── INFORMATION SHOWN

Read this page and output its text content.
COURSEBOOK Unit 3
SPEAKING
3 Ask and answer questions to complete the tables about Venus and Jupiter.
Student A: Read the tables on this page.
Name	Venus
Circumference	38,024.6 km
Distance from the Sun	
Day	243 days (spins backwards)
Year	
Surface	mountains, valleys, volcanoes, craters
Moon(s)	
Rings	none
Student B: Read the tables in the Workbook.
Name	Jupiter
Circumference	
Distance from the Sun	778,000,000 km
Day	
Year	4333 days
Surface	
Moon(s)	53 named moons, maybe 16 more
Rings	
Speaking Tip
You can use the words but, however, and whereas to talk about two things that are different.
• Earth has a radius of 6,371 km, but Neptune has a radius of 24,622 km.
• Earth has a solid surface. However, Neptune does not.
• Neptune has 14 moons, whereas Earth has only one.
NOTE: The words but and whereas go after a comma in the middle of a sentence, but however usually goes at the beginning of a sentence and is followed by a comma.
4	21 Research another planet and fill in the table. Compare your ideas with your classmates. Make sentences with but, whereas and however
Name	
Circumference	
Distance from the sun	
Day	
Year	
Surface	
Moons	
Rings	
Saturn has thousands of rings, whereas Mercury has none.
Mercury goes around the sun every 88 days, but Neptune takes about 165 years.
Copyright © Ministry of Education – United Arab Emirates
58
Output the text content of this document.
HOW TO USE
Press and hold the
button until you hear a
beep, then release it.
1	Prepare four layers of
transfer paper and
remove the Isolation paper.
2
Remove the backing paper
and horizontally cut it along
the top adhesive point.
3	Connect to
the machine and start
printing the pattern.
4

────

Reproduce the material above, every line of it, exactly.

** EXERCISE ANSWER **
Read this page and output its text content.
COURSEBOOK Unit 3
SPEAKING
3 Ask and answer questions to complete the tables about Venus and Jupiter.
Student A: Read the tables on this page.
Name	Venus
Circumference	38,024.6 km
Distance from the Sun	
Day	243 days (spins backwards)
Year	
Surface	mountains, valleys, volcanoes, craters
Moon(s)	
Rings	none
Student B: Read the tables in the Workbook.
Name	Jupiter
Circumference	
Distance from the Sun	778,000,000 km
Day	
Year	4333 days
Surface	
Moon(s)	53 named moons, maybe 16 more
Rings	
Speaking Tip
You can use the words but, however, and whereas to talk about two things that are different.
• Earth has a radius of 6,371 km, but Neptune has a radius of 24,622 km.
• Earth has a solid surface. However, Neptune does not.
• Neptune has 14 moons, whereas Earth has only one.
NOTE: The words but and whereas go after a comma in the middle of a sentence, but however usually goes at the beginning of a sentence and is followed by a comma.
4	21 Research another planet and fill in the table. Compare your ideas with your classmates. Make sentences with but, whereas and however
Name	
Circumference	
Distance from the sun	
Day	
Year	
Surface	
Moons	
Rings	
Saturn has thousands of rings, whereas Mercury has none.
Mercury goes around the sun every 88 days, but Neptune takes about 165 years.
Copyright © Ministry of Education – United Arab Emirates
58
Output the text content of this document.
HOW TO USE
Press and hold the
button until you hear a
beep, then release it.
1	Prepare four layers of
transfer paper and
remove the Isolation paper.
2
Remove the backing paper
and horizontally cut it along
the top adhesive point.
3	Connect to
the machine and start
printing the pattern.
4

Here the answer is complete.